Required work
Rewrite the listing lines from the one containing "player-name[interactable]: Felix Afena-Gyan" through the one containing "club-name[interactable]: Derby County", inclusive, exchanging "club-name" for "team-name" and leaving everything else as it is.
──────── Exercise input ────────
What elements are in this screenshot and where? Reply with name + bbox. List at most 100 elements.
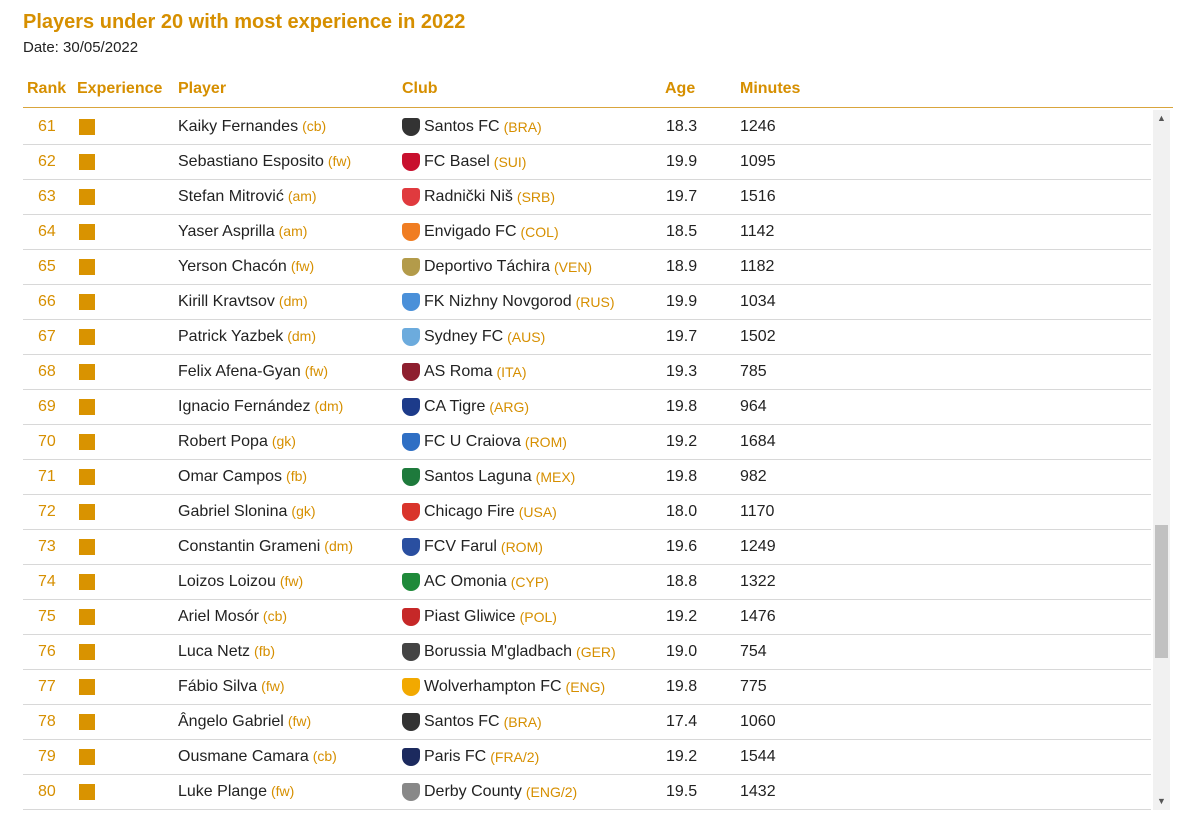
player-name[interactable]: Felix Afena-Gyan bbox=[178, 363, 301, 380]
column-header-player[interactable]: Player bbox=[178, 80, 227, 97]
club-cell: Chicago Fire (USA) bbox=[402, 503, 557, 521]
scroll-down-arrow-icon[interactable]: ▼ bbox=[1157, 796, 1166, 806]
club-name[interactable]: AS Roma bbox=[424, 363, 493, 380]
club-name[interactable]: Derby County bbox=[424, 783, 522, 800]
minutes-cell: 1182 bbox=[740, 258, 775, 275]
club-name[interactable]: CA Tigre bbox=[424, 398, 486, 415]
player-name[interactable]: Ângelo Gabriel bbox=[178, 713, 284, 730]
club-name[interactable]: FK Nizhny Novgorod bbox=[424, 293, 572, 310]
club-country: (ENG) bbox=[565, 679, 606, 695]
table-row[interactable]: 72 Gabriel Slonina (gk) Chicago Fire (USA) 18… bbox=[23, 495, 1151, 530]
club-name[interactable]: Sydney FC bbox=[424, 328, 504, 345]
table-row[interactable]: 65 Yerson Chacón (fw) Deportivo Táchira (VEN… bbox=[23, 250, 1151, 285]
club-name[interactable]: FC U Craiova bbox=[424, 433, 521, 450]
scrollbar-thumb[interactable] bbox=[1155, 525, 1168, 658]
club-country: (ARG) bbox=[489, 399, 530, 415]
table-row[interactable]: 62 Sebastiano Esposito (fw) FC Basel (SUI) 19… bbox=[23, 145, 1151, 180]
player-name[interactable]: Omar Campos bbox=[178, 468, 283, 485]
table-row[interactable]: 80 Luke Plange (fw) Derby County (ENG/2) 19.5… bbox=[23, 775, 1151, 810]
player-name[interactable]: Kaiky Fernandes bbox=[178, 118, 299, 135]
club-crest-icon bbox=[402, 188, 420, 206]
column-header-rank[interactable]: Rank bbox=[27, 80, 67, 97]
player-name[interactable]: Ignacio Fernández bbox=[178, 398, 311, 415]
player-name[interactable]: Stefan Mitrović bbox=[178, 188, 284, 205]
table-row[interactable]: 75 Ariel Mosór (cb) Piast Gliwice (POL) 19.2 1… bbox=[23, 600, 1151, 635]
table-row[interactable]: 71 Omar Campos (fb) Santos Laguna (MEX) 19.8 9… bbox=[23, 460, 1151, 495]
player-name[interactable]: Yerson Chacón bbox=[178, 258, 287, 275]
club-country: (SRB) bbox=[516, 189, 556, 205]
column-header-age[interactable]: Age bbox=[665, 80, 696, 97]
age-cell: 18.9 bbox=[666, 258, 698, 275]
club-name[interactable]: Deportivo Táchira bbox=[424, 258, 550, 275]
club-country: (SUI) bbox=[493, 154, 527, 170]
vertical-scrollbar[interactable]: ▲ ▼ bbox=[1153, 110, 1170, 810]
table-row[interactable]: 68 Felix Afena-Gyan (fw) AS Roma (ITA) 19.3 78… bbox=[23, 355, 1151, 390]
table-row[interactable]: 73 Constantin Grameni (dm) FCV Farul (ROM) 19… bbox=[23, 530, 1151, 565]
player-name[interactable]: Robert Popa bbox=[178, 433, 268, 450]
player-name[interactable]: Ousmane Camara bbox=[178, 748, 309, 765]
player-name[interactable]: Constantin Grameni bbox=[178, 538, 321, 555]
table-row[interactable]: 63 Stefan Mitrović (am) Radnički Niš (SRB) 19… bbox=[23, 180, 1151, 215]
page-title: Players under 20 with most experience in… bbox=[23, 11, 466, 33]
club-cell: FC U Craiova (ROM) bbox=[402, 433, 567, 451]
club-name[interactable]: Chicago Fire bbox=[424, 503, 515, 520]
club-crest-icon bbox=[402, 538, 420, 556]
club-country: (POL) bbox=[519, 609, 557, 625]
club-name[interactable]: FC Basel bbox=[424, 153, 490, 170]
player-name[interactable]: Fábio Silva bbox=[178, 678, 258, 695]
column-header-minutes[interactable]: Minutes bbox=[740, 80, 801, 97]
player-name[interactable]: Yaser Asprilla bbox=[178, 223, 275, 240]
club-name[interactable]: Santos FC bbox=[424, 713, 500, 730]
column-header-experience[interactable]: Experience bbox=[77, 80, 163, 97]
table-row[interactable]: 77 Fábio Silva (fw) Wolverhampton FC (ENG) 19… bbox=[23, 670, 1151, 705]
club-name[interactable]: Envigado FC bbox=[424, 223, 517, 240]
player-position: (fw) bbox=[290, 258, 315, 274]
player-cell: Patrick Yazbek (dm) bbox=[178, 328, 316, 346]
table-row[interactable]: 76 Luca Netz (fb) Borussia M'gladbach (GER) 1… bbox=[23, 635, 1151, 670]
club-cell: Paris FC (FRA/2) bbox=[402, 748, 539, 766]
club-name[interactable]: Borussia M'gladbach bbox=[424, 643, 573, 660]
player-name[interactable]: Patrick Yazbek bbox=[178, 328, 284, 345]
club-crest-icon bbox=[402, 643, 420, 661]
player-name[interactable]: Luke Plange bbox=[178, 783, 267, 800]
club-name[interactable]: Santos Laguna bbox=[424, 468, 532, 485]
age-cell: 19.2 bbox=[666, 608, 698, 625]
table-row[interactable]: 61 Kaiky Fernandes (cb) Santos FC (BRA) 18.3 1… bbox=[23, 110, 1151, 145]
table-row[interactable]: 64 Yaser Asprilla (am) Envigado FC (COL) 18.5… bbox=[23, 215, 1151, 250]
minutes-cell: 982 bbox=[740, 468, 767, 485]
table-row[interactable]: 66 Kirill Kravtsov (dm) FK Nizhny Novgorod(… bbox=[23, 285, 1151, 320]
club-name[interactable]: Wolverhampton FC bbox=[424, 678, 562, 695]
table-row[interactable]: 74 Loizos Loizou (fw) AC Omonia (CYP) 18.8 132… bbox=[23, 565, 1151, 600]
club-cell: Santos FC (BRA) bbox=[402, 713, 542, 731]
rank-cell: 66 bbox=[38, 293, 56, 310]
club-name[interactable]: Piast Gliwice bbox=[424, 608, 516, 625]
club-cell: CA Tigre (ARG) bbox=[402, 398, 529, 416]
table-row[interactable]: 69 Ignacio Fernández (dm) CA Tigre (ARG) 19.8… bbox=[23, 390, 1151, 425]
player-name[interactable]: Luca Netz bbox=[178, 643, 251, 660]
club-name[interactable]: Santos FC bbox=[424, 118, 500, 135]
table-body[interactable]: 61 Kaiky Fernandes (cb) Santos FC (BRA) 18.3 1… bbox=[23, 110, 1151, 810]
club-name[interactable]: AC Omonia bbox=[424, 573, 507, 590]
player-cell: Yerson Chacón (fw) bbox=[178, 258, 314, 276]
club-name[interactable]: Paris FC bbox=[424, 748, 487, 765]
table-row[interactable]: 78 Ângelo Gabriel (fw) Santos FC (BRA) 17.4 10… bbox=[23, 705, 1151, 740]
player-name[interactable]: Loizos Loizou bbox=[178, 573, 276, 590]
player-name[interactable]: Sebastiano Esposito bbox=[178, 153, 324, 170]
table-row[interactable]: 67 Patrick Yazbek (dm) Sydney FC (AUS) 19.7 15… bbox=[23, 320, 1151, 355]
experience-bar bbox=[79, 469, 95, 485]
player-name[interactable]: Gabriel Slonina bbox=[178, 503, 288, 520]
table-row[interactable]: 79 Ousmane Camara (cb) Paris FC (FRA/2) 19.2 1… bbox=[23, 740, 1151, 775]
club-name[interactable]: Radnički Niš bbox=[424, 188, 513, 205]
age-cell: 17.4 bbox=[666, 713, 698, 730]
club-country: (ROM) bbox=[500, 539, 543, 555]
player-name[interactable]: Ariel Mosór bbox=[178, 608, 259, 625]
column-header-club[interactable]: Club bbox=[402, 80, 438, 97]
table-row[interactable]: 70 Robert Popa (gk) FC U Craiova (ROM) 19.2 16… bbox=[23, 425, 1151, 460]
minutes-cell: 964 bbox=[740, 398, 767, 415]
player-position: (cb) bbox=[262, 608, 288, 624]
player-name[interactable]: Kirill Kravtsov bbox=[178, 293, 275, 310]
club-name[interactable]: FCV Farul bbox=[424, 538, 497, 555]
player-position: (dm) bbox=[278, 293, 308, 309]
scroll-up-arrow-icon[interactable]: ▲ bbox=[1157, 113, 1166, 123]
age-cell: 18.3 bbox=[666, 118, 698, 135]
────────
Result for this exercise
player-name[interactable]: Felix Afena-Gyan bbox=[178, 363, 301, 380]
column-header-player[interactable]: Player bbox=[178, 80, 227, 97]
club-cell: Chicago Fire (USA) bbox=[402, 503, 557, 521]
scroll-down-arrow-icon[interactable]: ▼ bbox=[1157, 796, 1166, 806]
team-name[interactable]: AS Roma bbox=[424, 363, 493, 380]
team-name[interactable]: Derby County bbox=[424, 783, 522, 800]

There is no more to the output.